# Stored entries

------------------------------------

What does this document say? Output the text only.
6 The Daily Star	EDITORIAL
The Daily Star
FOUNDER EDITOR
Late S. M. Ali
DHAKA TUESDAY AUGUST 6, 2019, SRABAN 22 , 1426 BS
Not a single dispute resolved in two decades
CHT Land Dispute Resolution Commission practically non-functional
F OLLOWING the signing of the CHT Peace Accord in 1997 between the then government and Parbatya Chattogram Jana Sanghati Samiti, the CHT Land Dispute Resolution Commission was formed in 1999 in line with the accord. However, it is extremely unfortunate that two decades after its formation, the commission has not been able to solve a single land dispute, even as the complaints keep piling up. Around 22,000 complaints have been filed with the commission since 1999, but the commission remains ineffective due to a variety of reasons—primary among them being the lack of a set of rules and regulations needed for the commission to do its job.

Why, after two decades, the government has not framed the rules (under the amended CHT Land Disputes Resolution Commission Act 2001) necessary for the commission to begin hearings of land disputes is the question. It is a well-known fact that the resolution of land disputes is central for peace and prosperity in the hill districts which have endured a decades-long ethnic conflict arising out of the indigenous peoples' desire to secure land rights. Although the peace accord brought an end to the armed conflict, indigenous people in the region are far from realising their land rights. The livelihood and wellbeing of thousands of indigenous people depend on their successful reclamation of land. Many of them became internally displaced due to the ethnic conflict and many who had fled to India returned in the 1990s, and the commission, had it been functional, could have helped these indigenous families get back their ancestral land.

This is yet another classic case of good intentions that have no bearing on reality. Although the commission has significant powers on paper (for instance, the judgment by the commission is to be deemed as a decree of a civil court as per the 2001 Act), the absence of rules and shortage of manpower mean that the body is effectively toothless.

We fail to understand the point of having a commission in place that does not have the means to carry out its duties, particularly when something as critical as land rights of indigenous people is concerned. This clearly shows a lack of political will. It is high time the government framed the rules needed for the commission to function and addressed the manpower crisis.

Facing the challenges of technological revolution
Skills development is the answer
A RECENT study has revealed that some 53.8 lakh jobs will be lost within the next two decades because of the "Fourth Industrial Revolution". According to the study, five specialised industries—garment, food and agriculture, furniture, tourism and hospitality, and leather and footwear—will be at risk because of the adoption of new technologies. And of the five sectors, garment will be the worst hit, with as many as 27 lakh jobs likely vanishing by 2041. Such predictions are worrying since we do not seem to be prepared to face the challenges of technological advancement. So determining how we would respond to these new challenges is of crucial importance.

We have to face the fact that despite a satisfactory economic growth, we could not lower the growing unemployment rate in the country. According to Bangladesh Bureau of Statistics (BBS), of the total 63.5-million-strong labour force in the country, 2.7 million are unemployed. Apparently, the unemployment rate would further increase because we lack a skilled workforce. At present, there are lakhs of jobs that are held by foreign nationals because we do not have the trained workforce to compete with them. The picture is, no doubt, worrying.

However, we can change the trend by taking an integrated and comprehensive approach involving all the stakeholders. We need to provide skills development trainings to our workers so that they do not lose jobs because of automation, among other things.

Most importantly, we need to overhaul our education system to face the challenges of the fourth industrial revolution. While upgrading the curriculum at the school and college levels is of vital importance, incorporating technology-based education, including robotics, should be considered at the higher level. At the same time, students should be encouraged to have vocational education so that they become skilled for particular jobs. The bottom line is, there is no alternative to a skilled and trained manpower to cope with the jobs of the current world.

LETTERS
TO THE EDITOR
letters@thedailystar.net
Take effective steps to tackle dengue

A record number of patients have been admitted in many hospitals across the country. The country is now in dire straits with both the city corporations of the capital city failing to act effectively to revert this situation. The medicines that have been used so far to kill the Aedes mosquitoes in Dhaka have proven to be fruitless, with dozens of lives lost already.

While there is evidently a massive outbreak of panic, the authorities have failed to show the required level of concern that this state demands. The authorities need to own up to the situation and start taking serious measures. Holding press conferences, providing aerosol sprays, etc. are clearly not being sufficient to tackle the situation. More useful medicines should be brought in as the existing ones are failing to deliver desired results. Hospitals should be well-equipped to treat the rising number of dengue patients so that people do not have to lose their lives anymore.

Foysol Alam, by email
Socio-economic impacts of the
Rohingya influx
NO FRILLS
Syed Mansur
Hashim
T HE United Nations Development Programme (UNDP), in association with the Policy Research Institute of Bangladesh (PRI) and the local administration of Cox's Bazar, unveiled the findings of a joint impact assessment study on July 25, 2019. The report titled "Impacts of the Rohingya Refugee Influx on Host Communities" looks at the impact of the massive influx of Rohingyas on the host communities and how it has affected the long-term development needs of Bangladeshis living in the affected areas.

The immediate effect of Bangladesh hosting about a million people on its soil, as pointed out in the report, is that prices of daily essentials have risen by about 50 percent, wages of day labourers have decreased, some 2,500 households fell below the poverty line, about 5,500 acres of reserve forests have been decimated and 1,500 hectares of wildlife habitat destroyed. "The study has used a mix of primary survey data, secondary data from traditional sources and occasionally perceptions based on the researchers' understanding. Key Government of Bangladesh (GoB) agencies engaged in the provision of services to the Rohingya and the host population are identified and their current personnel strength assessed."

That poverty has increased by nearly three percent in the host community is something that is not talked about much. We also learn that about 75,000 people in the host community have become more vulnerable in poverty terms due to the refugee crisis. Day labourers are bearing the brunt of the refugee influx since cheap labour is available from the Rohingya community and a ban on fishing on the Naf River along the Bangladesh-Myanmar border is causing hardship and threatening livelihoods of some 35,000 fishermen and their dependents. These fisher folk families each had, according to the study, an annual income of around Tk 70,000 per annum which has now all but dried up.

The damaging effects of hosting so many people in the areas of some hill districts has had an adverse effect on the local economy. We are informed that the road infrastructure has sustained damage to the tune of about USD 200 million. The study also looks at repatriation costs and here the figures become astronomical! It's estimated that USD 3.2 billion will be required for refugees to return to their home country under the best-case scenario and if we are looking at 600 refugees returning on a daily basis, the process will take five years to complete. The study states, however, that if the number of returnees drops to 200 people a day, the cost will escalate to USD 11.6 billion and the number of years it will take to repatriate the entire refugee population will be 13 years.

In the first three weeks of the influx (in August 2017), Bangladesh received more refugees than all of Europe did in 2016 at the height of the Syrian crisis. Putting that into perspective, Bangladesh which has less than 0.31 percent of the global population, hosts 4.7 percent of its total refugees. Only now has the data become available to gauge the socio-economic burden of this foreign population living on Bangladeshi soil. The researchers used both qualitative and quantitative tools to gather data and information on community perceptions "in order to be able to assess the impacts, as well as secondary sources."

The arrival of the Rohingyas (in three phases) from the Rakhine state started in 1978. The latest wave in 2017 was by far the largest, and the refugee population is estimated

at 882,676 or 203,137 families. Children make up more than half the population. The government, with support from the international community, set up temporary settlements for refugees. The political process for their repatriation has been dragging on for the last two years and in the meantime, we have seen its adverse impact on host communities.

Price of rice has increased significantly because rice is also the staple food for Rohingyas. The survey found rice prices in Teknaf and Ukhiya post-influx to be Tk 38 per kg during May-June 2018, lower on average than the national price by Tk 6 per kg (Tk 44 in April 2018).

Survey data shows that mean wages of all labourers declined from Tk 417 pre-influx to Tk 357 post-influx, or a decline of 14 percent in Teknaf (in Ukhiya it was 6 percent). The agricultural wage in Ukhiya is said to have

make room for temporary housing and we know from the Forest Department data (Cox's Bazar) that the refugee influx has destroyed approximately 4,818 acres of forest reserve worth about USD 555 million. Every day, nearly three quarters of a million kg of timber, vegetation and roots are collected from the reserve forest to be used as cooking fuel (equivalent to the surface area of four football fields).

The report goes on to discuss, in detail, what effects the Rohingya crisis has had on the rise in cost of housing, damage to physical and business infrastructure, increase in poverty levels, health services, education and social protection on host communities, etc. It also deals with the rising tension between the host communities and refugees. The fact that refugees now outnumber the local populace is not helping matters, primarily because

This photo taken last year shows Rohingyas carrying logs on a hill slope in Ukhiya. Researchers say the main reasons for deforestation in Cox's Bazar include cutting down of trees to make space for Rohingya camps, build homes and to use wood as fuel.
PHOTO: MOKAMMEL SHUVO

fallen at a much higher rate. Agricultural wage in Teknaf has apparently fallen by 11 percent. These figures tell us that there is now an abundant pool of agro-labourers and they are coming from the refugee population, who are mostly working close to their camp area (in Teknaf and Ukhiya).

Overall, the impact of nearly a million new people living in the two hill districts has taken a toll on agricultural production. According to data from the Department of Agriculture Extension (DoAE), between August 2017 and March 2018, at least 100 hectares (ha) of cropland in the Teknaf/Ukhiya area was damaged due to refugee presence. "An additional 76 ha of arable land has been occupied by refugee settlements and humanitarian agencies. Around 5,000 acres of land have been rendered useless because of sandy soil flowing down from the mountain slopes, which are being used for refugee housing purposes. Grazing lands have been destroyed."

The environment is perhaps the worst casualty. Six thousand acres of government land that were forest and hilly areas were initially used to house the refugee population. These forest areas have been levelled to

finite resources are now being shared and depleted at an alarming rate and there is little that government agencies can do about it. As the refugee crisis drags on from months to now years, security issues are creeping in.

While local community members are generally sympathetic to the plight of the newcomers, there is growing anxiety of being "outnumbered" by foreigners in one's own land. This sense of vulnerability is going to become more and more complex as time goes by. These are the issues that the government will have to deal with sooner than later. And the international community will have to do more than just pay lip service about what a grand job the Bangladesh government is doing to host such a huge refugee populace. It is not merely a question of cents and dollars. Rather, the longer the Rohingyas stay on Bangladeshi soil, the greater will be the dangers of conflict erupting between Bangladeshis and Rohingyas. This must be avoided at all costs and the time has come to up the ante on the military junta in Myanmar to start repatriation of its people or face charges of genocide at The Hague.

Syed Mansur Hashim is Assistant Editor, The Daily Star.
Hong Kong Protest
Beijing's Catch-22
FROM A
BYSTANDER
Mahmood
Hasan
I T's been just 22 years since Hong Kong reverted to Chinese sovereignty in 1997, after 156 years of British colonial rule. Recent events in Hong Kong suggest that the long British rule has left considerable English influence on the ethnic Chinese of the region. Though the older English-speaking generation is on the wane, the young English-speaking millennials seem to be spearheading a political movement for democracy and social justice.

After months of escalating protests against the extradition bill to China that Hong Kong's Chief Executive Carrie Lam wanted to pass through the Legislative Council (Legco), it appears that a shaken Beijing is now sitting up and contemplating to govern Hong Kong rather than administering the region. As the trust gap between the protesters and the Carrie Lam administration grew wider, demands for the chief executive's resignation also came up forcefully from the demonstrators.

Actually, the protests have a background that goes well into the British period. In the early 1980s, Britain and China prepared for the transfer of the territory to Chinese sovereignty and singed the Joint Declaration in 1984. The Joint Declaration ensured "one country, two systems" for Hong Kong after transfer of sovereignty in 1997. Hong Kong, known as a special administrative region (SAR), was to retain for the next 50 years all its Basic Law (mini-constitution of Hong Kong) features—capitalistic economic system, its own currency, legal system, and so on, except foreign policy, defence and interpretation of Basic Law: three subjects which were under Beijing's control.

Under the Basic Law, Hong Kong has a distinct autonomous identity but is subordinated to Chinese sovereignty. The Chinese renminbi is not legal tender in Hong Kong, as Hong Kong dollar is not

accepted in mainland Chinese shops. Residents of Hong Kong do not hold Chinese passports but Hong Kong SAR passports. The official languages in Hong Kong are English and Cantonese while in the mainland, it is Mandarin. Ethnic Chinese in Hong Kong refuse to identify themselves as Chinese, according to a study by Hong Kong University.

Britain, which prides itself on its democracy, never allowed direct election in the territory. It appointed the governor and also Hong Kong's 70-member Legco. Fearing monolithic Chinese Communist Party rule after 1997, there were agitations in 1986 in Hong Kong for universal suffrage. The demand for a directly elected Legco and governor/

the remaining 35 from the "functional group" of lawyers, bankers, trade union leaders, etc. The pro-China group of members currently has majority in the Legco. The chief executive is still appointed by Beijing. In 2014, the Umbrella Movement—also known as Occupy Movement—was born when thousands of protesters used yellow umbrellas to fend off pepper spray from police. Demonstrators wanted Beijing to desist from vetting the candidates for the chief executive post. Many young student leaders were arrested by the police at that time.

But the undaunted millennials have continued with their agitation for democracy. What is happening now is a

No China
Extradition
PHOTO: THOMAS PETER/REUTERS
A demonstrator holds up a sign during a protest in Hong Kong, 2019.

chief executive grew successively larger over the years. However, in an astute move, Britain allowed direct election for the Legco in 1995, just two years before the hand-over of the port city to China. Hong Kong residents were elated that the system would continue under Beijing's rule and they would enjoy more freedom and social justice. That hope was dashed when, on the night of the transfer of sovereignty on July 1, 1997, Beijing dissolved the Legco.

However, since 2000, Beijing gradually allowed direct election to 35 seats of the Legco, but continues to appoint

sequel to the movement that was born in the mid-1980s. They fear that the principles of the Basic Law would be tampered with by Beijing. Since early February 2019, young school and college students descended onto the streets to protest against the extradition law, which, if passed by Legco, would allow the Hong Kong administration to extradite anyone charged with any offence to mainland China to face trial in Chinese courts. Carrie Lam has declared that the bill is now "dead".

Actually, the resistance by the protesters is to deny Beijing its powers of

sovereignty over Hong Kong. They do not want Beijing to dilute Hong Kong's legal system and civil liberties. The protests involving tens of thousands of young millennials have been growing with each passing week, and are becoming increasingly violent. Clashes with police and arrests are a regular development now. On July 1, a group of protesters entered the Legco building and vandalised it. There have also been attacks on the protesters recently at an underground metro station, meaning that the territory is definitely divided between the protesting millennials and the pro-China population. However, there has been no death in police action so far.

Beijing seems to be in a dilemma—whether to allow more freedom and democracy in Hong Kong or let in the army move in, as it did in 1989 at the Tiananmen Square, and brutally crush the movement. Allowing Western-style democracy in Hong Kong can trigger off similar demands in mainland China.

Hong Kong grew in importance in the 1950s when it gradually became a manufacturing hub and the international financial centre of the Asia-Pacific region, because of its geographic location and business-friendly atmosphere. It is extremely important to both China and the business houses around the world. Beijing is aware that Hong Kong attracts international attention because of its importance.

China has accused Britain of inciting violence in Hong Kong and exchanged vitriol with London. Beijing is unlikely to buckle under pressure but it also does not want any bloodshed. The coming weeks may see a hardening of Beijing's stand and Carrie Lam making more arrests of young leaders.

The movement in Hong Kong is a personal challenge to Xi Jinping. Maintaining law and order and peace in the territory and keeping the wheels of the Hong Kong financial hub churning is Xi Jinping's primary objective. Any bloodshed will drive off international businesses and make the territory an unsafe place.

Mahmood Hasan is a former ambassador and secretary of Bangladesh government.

------------------------------------

# What the task requires
Return only the lines of the records in which the string "Teknaf" appears.

# Exercise solution
Price of rice has increased significantly because rice is also the staple food for Rohingyas. The survey found rice prices in Teknaf and Ukhiya post-influx to be Tk 38 per kg during May-June 2018, lower on average than the national price by Tk 6 per kg (Tk 44 in April 2018).
Survey data shows that mean wages of all labourers declined from Tk 417 pre-influx to Tk 357 post-influx, or a decline of 14 percent in Teknaf (in Ukhiya it was 6 percent). The agricultural wage in Ukhiya is said to have
fallen at a much higher rate. Agricultural wage in Teknaf has apparently fallen by 11 percent. These figures tell us that there is now an abundant pool of agro-labourers and they are coming from the refugee population, who are mostly working close to their camp area (in Teknaf and Ukhiya).
Overall, the impact of nearly a million new people living in the two hill districts has taken a toll on agricultural production. According to data from the Department of Agriculture Extension (DoAE), between August 2017 and March 2018, at least 100 hectares (ha) of cropland in the Teknaf/Ukhiya area was damaged due to refugee presence. "An additional 76 ha of arable land has been occupied by refugee settlements and humanitarian agencies. Around 5,000 acres of land have been rendered useless because of sandy soil flowing down from the mountain slopes, which are being used for refugee housing purposes. Grazing lands have been destroyed."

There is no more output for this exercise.